— START —

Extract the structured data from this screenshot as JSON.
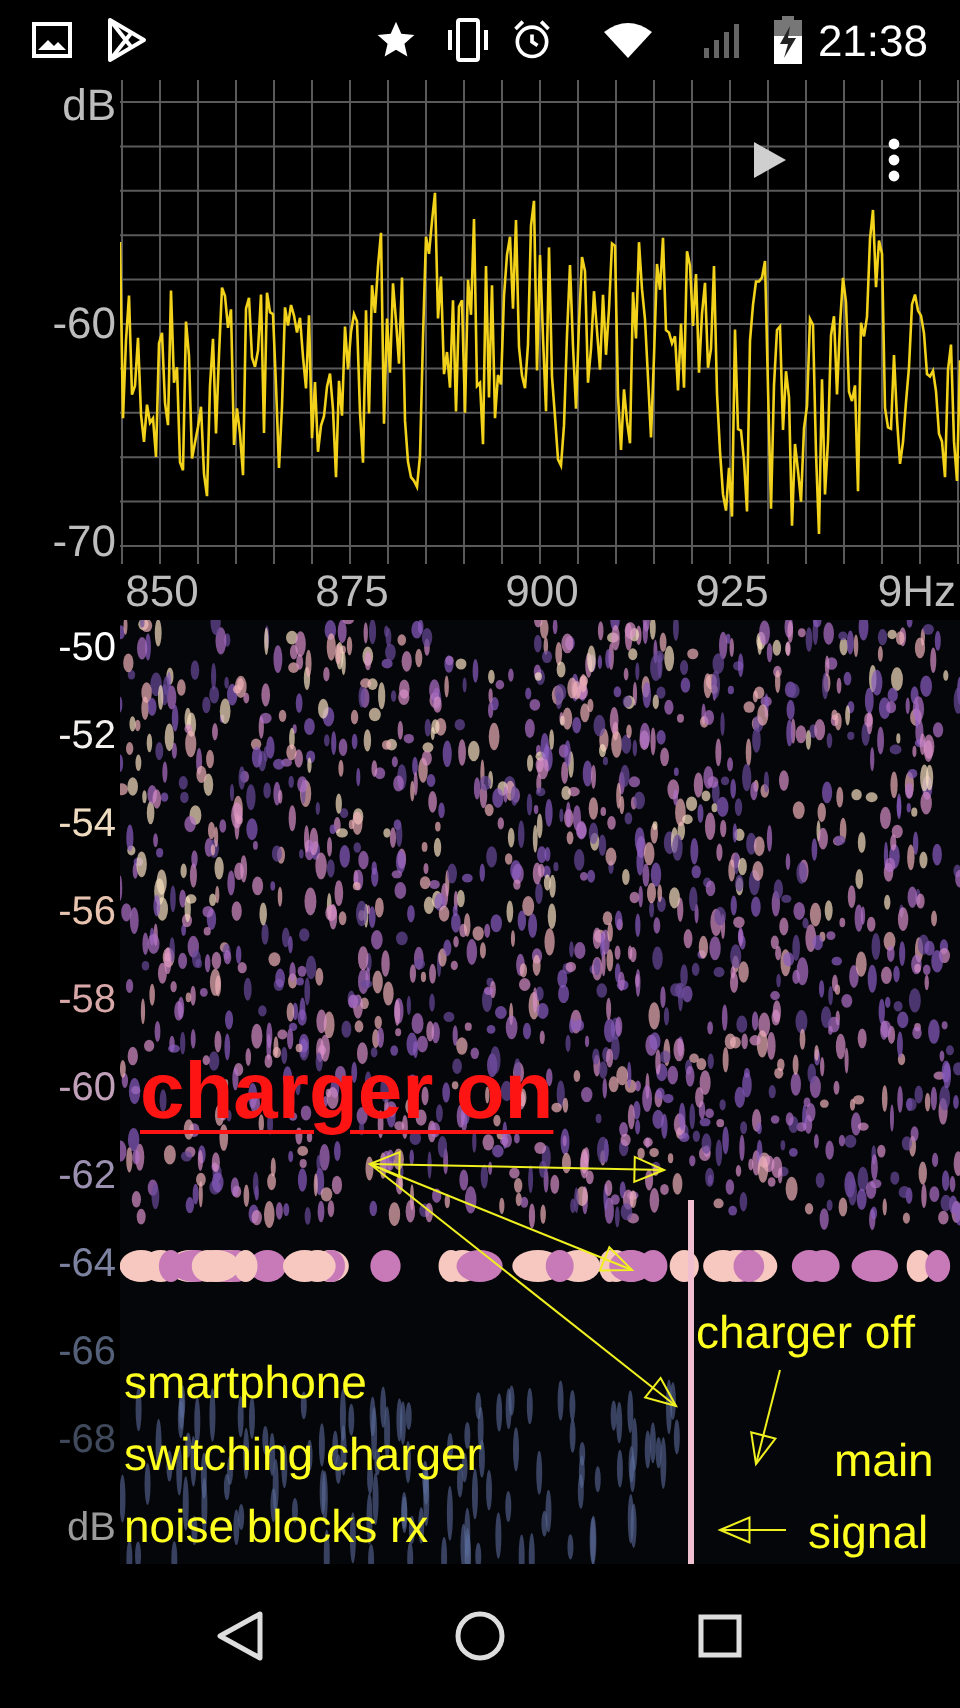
{
  "status_bar": {
    "time": "21:38"
  },
  "spectrum": {
    "y_labels": [
      "dB",
      "-60",
      "-70"
    ],
    "x_labels": [
      "850",
      "875",
      "900",
      "925",
      "9Hz"
    ]
  },
  "waterfall": {
    "y_labels": [
      {
        "text": "-50",
        "color": "#ffffff"
      },
      {
        "text": "-52",
        "color": "#f4f0ee"
      },
      {
        "text": "-54",
        "color": "#efdcc0"
      },
      {
        "text": "-56",
        "color": "#e8c4b0"
      },
      {
        "text": "-58",
        "color": "#d8a8a8"
      },
      {
        "text": "-60",
        "color": "#c0a0b8"
      },
      {
        "text": "-62",
        "color": "#9c90b0"
      },
      {
        "text": "-64",
        "color": "#7c82a0"
      },
      {
        "text": "-66",
        "color": "#546078"
      },
      {
        "text": "-68",
        "color": "#404a5c"
      }
    ],
    "unit": "dB"
  },
  "annotations": [
    {
      "kind": "headline",
      "text": "charger on"
    },
    {
      "kind": "note",
      "text": "charger off"
    },
    {
      "kind": "note",
      "text": "smartphone"
    },
    {
      "kind": "note",
      "text": "switching charger"
    },
    {
      "kind": "note",
      "text": "noise blocks rx"
    },
    {
      "kind": "note",
      "text": "main"
    },
    {
      "kind": "note",
      "text": "signal"
    }
  ]
}
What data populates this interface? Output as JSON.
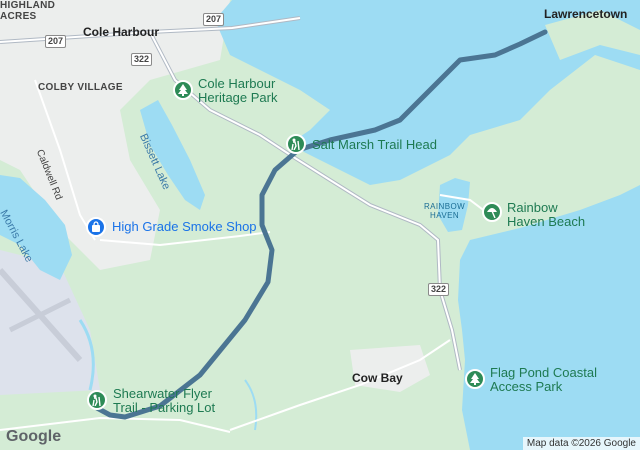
{
  "map": {
    "places": {
      "highland_acres": "HIGHLAND\nACRES",
      "cole_harbour": "Cole Harbour",
      "colby_village": "COLBY VILLAGE",
      "lawrencetown": "Lawrencetown",
      "cow_bay": "Cow Bay"
    },
    "roads": {
      "caldwell_rd": "Caldwell Rd",
      "shield_207_a": "207",
      "shield_207_b": "207",
      "shield_322_a": "322",
      "shield_322_b": "322"
    },
    "water": {
      "bissett_lake": "Bissett Lake",
      "morris_lake": "Morris Lake",
      "rainbow_haven": "RAINBOW\nHAVEN"
    },
    "pois": {
      "cole_harbour_park": "Cole Harbour\nHeritage Park",
      "salt_marsh": "Salt Marsh Trail Head",
      "smoke_shop": "High Grade Smoke Shop",
      "rainbow_beach": "Rainbow\nHaven Beach",
      "flag_pond": "Flag Pond Coastal\nAccess Park",
      "shearwater": "Shearwater Flyer\nTrail - Parking Lot"
    },
    "brand": "Google",
    "attribution": "Map data ©2026 Google"
  },
  "colors": {
    "water": "#9ddcf3",
    "land": "#d4ecd5",
    "route": "#4b7593",
    "poi_green": "#2e8b57",
    "poi_blue": "#1a73e8"
  }
}
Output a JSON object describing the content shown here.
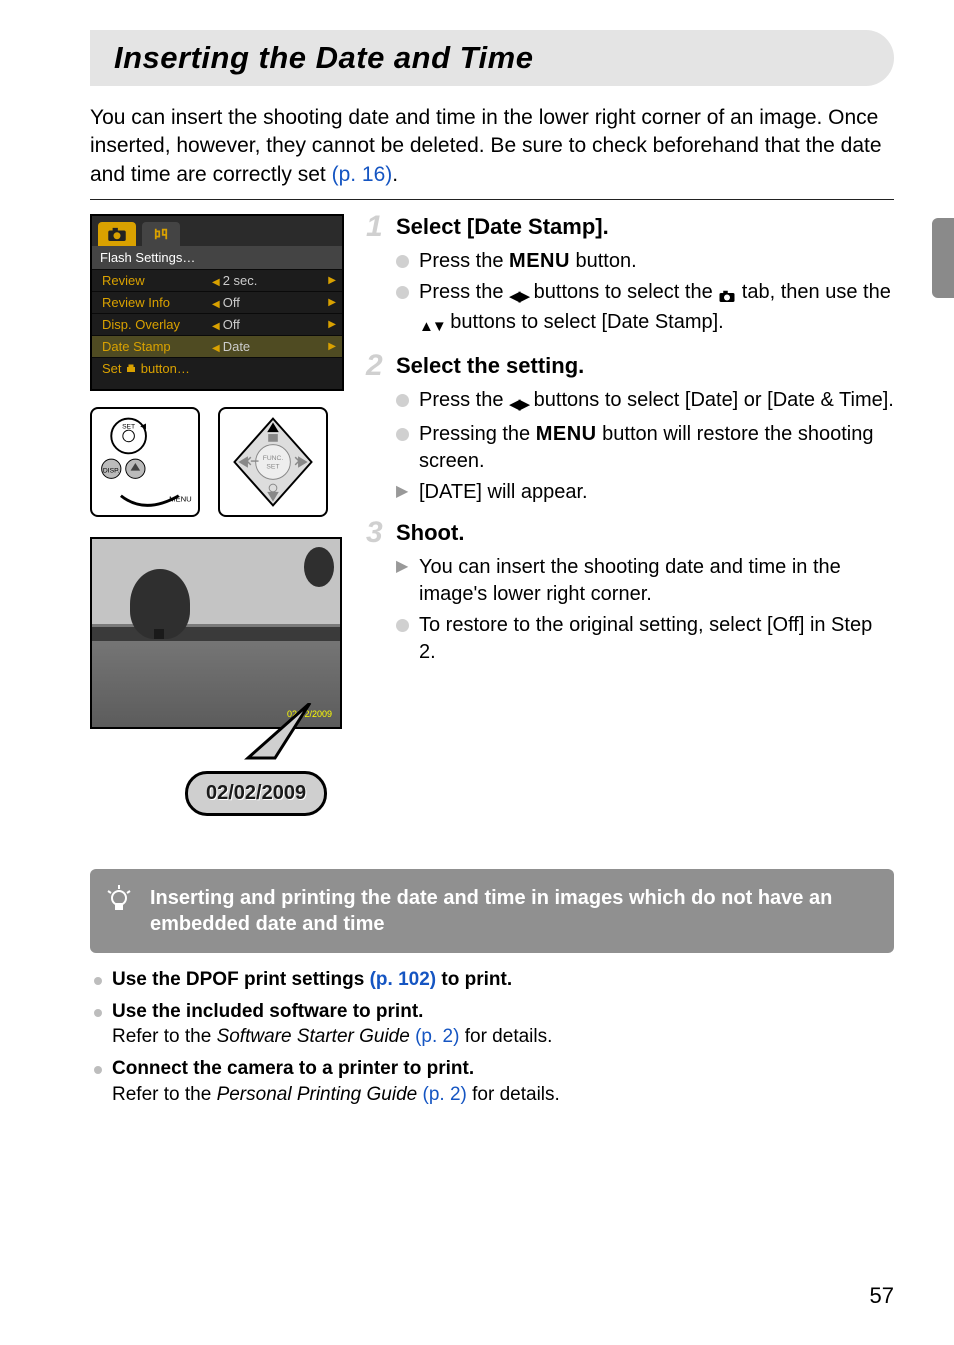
{
  "title": "Inserting the Date and Time",
  "intro_a": "You can insert the shooting date and time in the lower right corner of an image. Once inserted, however, they cannot be deleted. Be sure to check beforehand that the date and time are correctly set ",
  "intro_ref": "(p. 16)",
  "intro_end": ".",
  "menu": {
    "section": "Flash Settings…",
    "rows": [
      {
        "label": "Review",
        "value": "2 sec."
      },
      {
        "label": "Review Info",
        "value": "Off"
      },
      {
        "label": "Disp. Overlay",
        "value": "Off"
      },
      {
        "label": "Date Stamp",
        "value": "Date",
        "highlight": true
      }
    ],
    "last": "Set      button…"
  },
  "date_badge": "02/02/2009",
  "steps": [
    {
      "num": "1",
      "title": "Select [Date Stamp].",
      "bullets": [
        {
          "kind": "dot",
          "parts": [
            {
              "t": "Press the "
            },
            {
              "t": "MENU",
              "cls": "menu-word"
            },
            {
              "t": " button."
            }
          ]
        },
        {
          "kind": "dot",
          "parts": [
            {
              "t": "Press the "
            },
            {
              "icon": "lr"
            },
            {
              "t": " buttons to select the "
            },
            {
              "icon": "cam"
            },
            {
              "t": " tab, then use the "
            },
            {
              "icon": "ud"
            },
            {
              "t": " buttons to select [Date Stamp]."
            }
          ]
        }
      ]
    },
    {
      "num": "2",
      "title": "Select the setting.",
      "bullets": [
        {
          "kind": "dot",
          "parts": [
            {
              "t": "Press the "
            },
            {
              "icon": "lr"
            },
            {
              "t": " buttons to select [Date] or [Date & Time]."
            }
          ]
        },
        {
          "kind": "dot",
          "parts": [
            {
              "t": "Pressing the "
            },
            {
              "t": "MENU",
              "cls": "menu-word"
            },
            {
              "t": " button will restore the shooting screen."
            }
          ]
        },
        {
          "kind": "arrow",
          "parts": [
            {
              "t": "[DATE] will appear."
            }
          ]
        }
      ]
    },
    {
      "num": "3",
      "title": "Shoot.",
      "bullets": [
        {
          "kind": "arrow",
          "parts": [
            {
              "t": "You can insert the shooting date and time in the image's lower right corner."
            }
          ]
        },
        {
          "kind": "dot",
          "parts": [
            {
              "t": "To restore to the original setting, select [Off] in Step 2."
            }
          ]
        }
      ]
    }
  ],
  "tip_title": "Inserting and printing the date and time in images which do not have an embedded date and time",
  "bottom": [
    {
      "bold": "Use the DPOF print settings ",
      "ref": "(p. 102)",
      "after": " to print."
    },
    {
      "bold": "Use the included software to print.",
      "plain_pre": "Refer to the ",
      "ital": "Software Starter Guide",
      "ref": " (p. 2)",
      "plain_post": " for details."
    },
    {
      "bold": "Connect the camera to a printer to print.",
      "plain_pre": "Refer to the ",
      "ital": "Personal Printing Guide",
      "ref": " (p. 2)",
      "plain_post": " for details."
    }
  ],
  "page_num": "57",
  "print_icon_label": "print"
}
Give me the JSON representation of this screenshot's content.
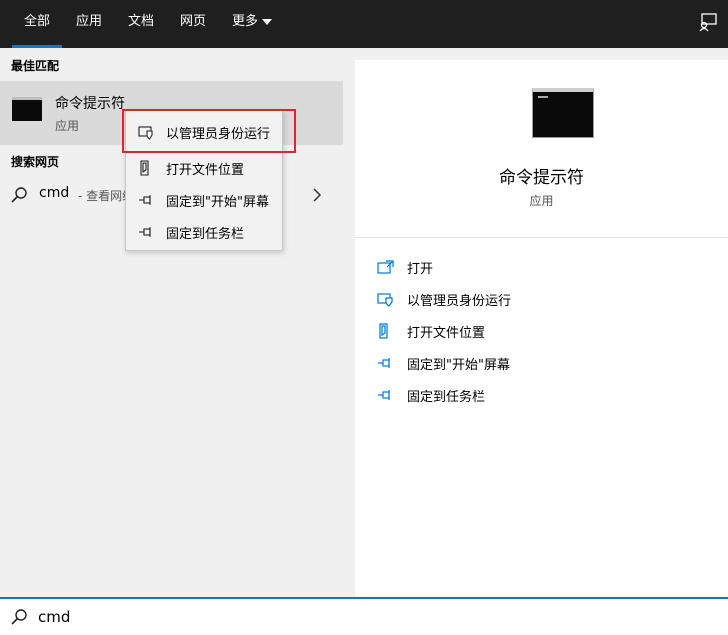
{
  "tabs": [
    {
      "label": "全部",
      "active": true
    },
    {
      "label": "应用"
    },
    {
      "label": "文档"
    },
    {
      "label": "网页"
    },
    {
      "label": "更多"
    }
  ],
  "left": {
    "best_match_title": "最佳匹配",
    "best_match": {
      "name": "命令提示符",
      "type": "应用"
    },
    "web_title": "搜索网页",
    "web": {
      "term": "cmd",
      "hint": "- 查看网络"
    }
  },
  "context_menu": [
    {
      "label": "以管理员身份运行",
      "icon": "shield-window-icon"
    },
    {
      "label": "打开文件位置",
      "icon": "file-location-icon"
    },
    {
      "label": "固定到\"开始\"屏幕",
      "icon": "pin-icon"
    },
    {
      "label": "固定到任务栏",
      "icon": "pin-icon"
    }
  ],
  "detail": {
    "title": "命令提示符",
    "subtitle": "应用",
    "actions": [
      {
        "label": "打开",
        "icon": "open-icon"
      },
      {
        "label": "以管理员身份运行",
        "icon": "shield-window-icon"
      },
      {
        "label": "打开文件位置",
        "icon": "file-location-icon"
      },
      {
        "label": "固定到\"开始\"屏幕",
        "icon": "pin-icon"
      },
      {
        "label": "固定到任务栏",
        "icon": "pin-icon"
      }
    ]
  },
  "search": {
    "value": "cmd"
  },
  "colors": {
    "accent": "#0078d7",
    "highlight_border": "#e0242b",
    "topbar": "#1f1f1f"
  }
}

— END —

Instruction -> Which lines include the word "content"? List them all.

Full answer ->
Output a JSON object describing the content shown here.
Give me the JSON representation of this screenshot's content.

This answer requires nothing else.